Extracted records
-- Start --

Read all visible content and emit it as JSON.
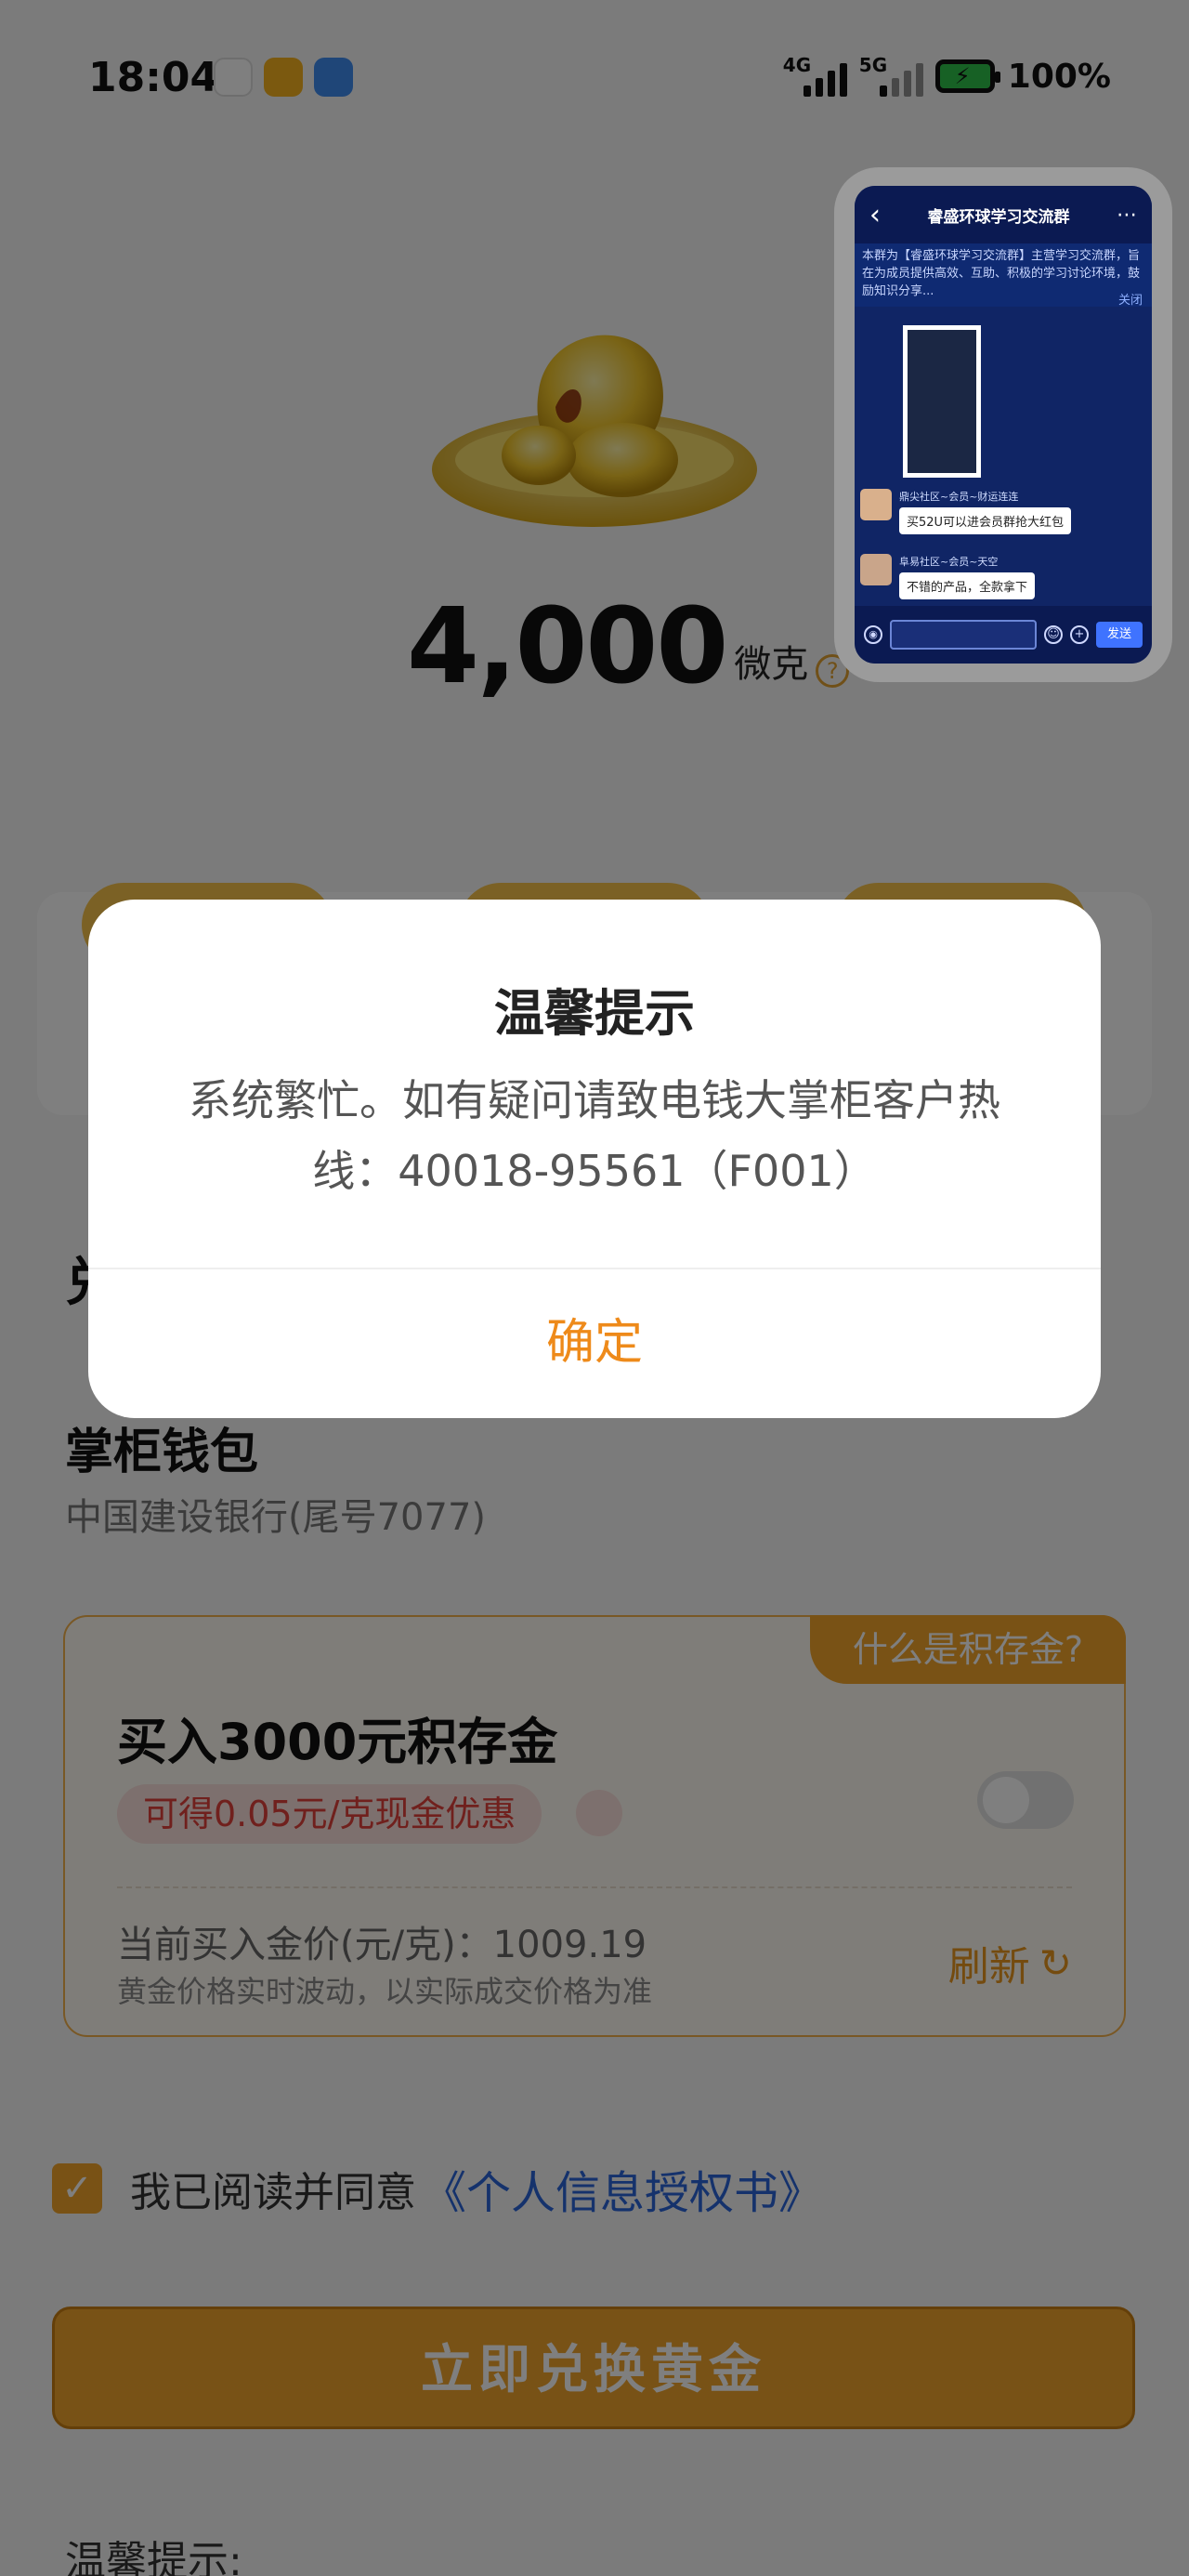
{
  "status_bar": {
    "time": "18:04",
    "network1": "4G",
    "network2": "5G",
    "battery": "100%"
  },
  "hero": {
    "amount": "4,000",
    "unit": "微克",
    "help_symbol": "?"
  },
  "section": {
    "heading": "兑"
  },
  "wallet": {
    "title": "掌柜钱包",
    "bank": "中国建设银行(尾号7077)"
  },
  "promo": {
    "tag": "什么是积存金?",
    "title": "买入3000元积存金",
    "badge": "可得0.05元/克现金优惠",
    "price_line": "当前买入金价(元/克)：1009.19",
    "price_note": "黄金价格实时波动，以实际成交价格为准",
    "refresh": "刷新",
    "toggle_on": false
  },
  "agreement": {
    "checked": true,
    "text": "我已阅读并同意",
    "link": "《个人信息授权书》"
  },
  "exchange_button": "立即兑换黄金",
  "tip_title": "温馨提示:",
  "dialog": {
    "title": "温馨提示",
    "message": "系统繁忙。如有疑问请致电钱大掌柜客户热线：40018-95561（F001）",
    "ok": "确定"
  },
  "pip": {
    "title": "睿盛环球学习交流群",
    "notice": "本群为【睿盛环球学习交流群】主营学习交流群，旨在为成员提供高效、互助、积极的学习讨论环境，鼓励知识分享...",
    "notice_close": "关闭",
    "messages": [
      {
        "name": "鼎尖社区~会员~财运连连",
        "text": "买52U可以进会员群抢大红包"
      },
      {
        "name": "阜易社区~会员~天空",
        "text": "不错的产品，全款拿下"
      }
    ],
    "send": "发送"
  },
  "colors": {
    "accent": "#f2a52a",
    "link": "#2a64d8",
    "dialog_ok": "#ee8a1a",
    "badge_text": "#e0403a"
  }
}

-- End --
-- Start --

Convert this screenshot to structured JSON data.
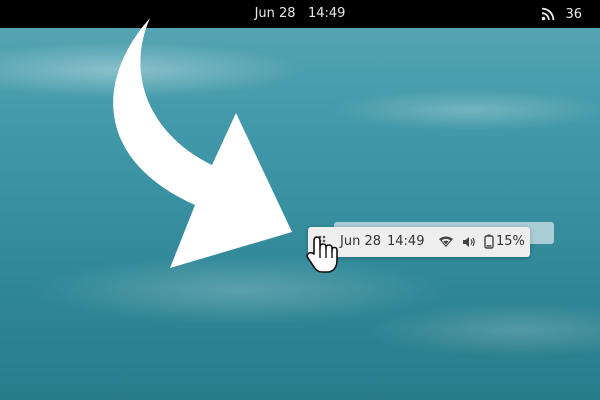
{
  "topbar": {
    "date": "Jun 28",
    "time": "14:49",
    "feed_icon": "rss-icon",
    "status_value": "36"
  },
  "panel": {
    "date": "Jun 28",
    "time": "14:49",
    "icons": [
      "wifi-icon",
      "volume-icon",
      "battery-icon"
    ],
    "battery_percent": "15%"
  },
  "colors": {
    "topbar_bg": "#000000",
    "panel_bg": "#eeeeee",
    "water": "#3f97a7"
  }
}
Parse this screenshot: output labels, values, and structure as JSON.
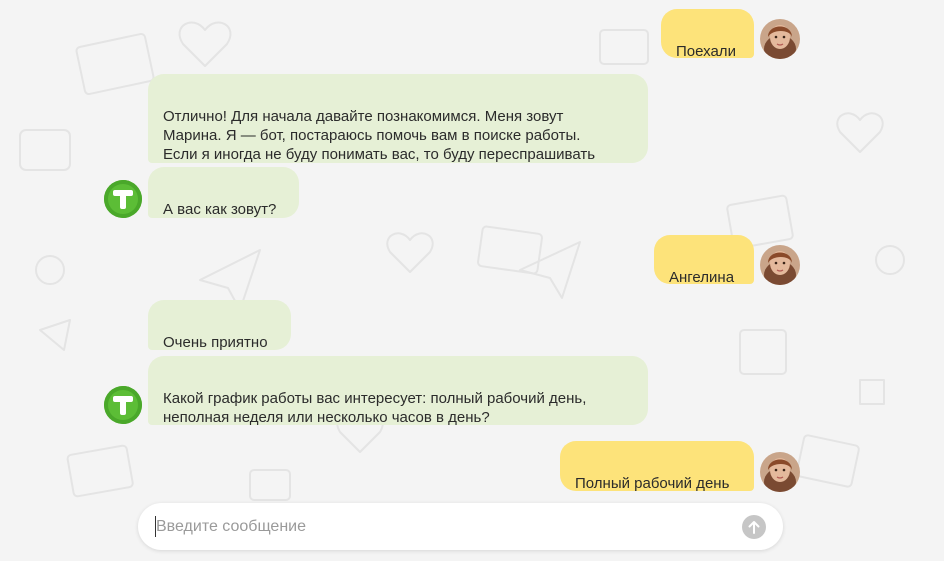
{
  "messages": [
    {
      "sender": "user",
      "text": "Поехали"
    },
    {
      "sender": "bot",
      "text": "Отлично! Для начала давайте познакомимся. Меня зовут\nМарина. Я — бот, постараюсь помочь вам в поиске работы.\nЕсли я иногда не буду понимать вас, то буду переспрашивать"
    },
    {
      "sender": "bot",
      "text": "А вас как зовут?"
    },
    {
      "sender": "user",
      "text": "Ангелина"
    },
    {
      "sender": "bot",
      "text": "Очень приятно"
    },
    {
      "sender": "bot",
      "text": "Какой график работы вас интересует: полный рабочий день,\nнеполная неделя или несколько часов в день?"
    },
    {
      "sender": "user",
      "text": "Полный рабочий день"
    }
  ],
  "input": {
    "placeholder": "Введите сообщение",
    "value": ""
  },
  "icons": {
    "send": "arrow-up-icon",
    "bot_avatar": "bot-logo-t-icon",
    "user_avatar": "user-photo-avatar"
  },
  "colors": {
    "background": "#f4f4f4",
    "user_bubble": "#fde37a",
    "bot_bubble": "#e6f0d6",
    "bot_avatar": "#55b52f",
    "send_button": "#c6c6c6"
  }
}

-- End --

THE TASK ▸ Across the entries above, how many lines contain "睿盛环球学习交流群"? Provide only the count.

ANSWER FOR THIS EXERCISE ▸ 2